__WRITTEN TASK__. Each line below either holds the string "ffffff" or doesn't. Count those that do and give only the number.

__PROVIDED MATERIAL__.
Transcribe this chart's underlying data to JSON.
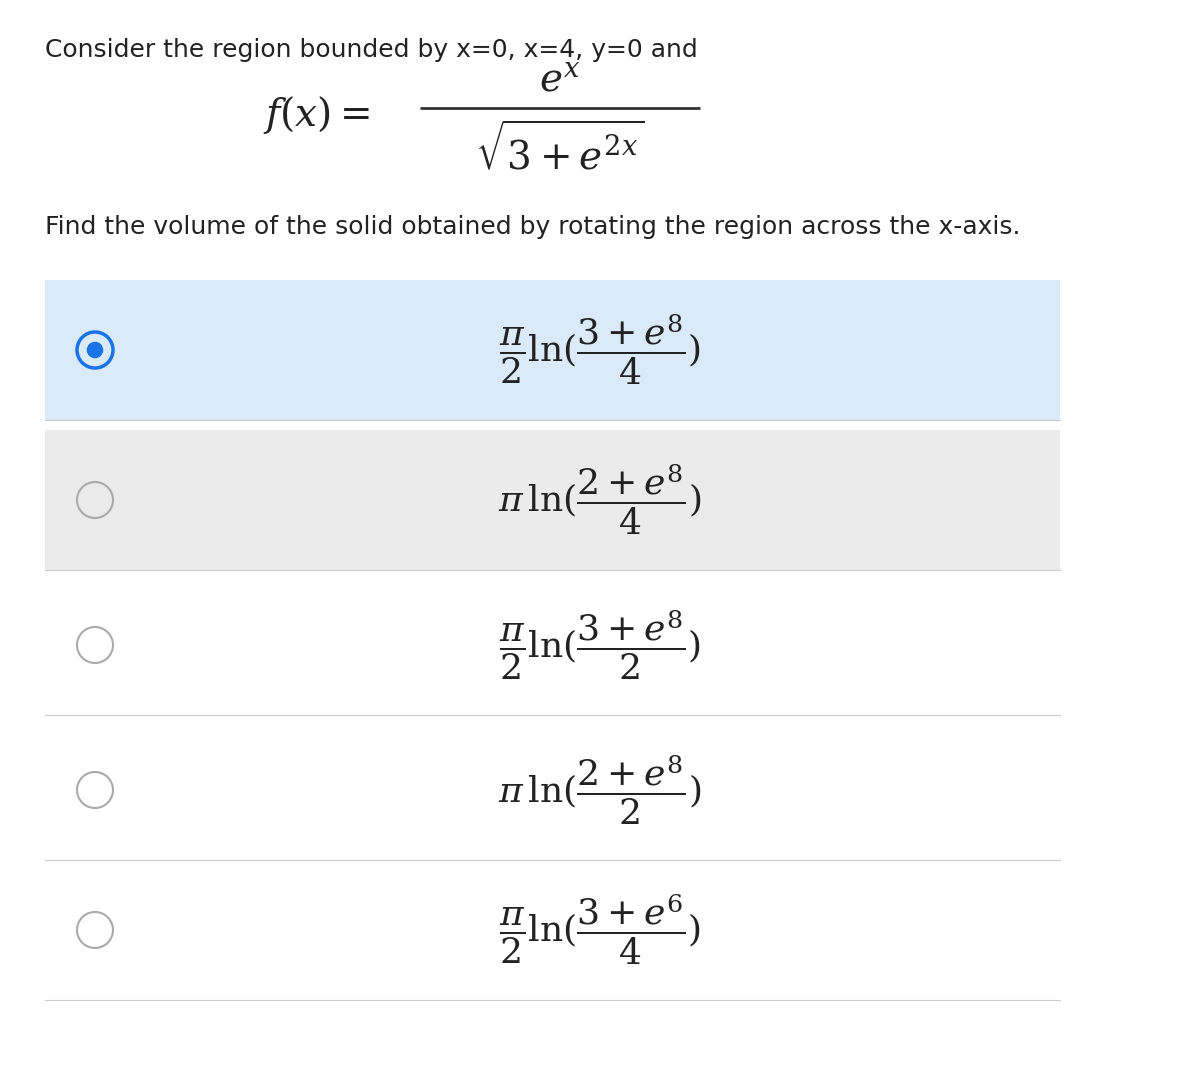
{
  "bg_color": "#ffffff",
  "header_text": "Consider the region bounded by x=0, x=4, y=0 and",
  "question_text": "Find the volume of the solid obtained by rotating the region across the x-axis.",
  "option_bg_selected": "#daeaf8",
  "option_bg_alt": "#ebebeb",
  "option_bg_normal": "#ffffff",
  "radio_color_selected": "#1a73e8",
  "radio_color_normal": "#aaaaaa",
  "text_color": "#222222",
  "font_size_header": 18,
  "font_size_question": 18,
  "font_size_option": 26,
  "options_selected": [
    true,
    false,
    false,
    false,
    false
  ]
}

__FINISHED EXERCISE__. 2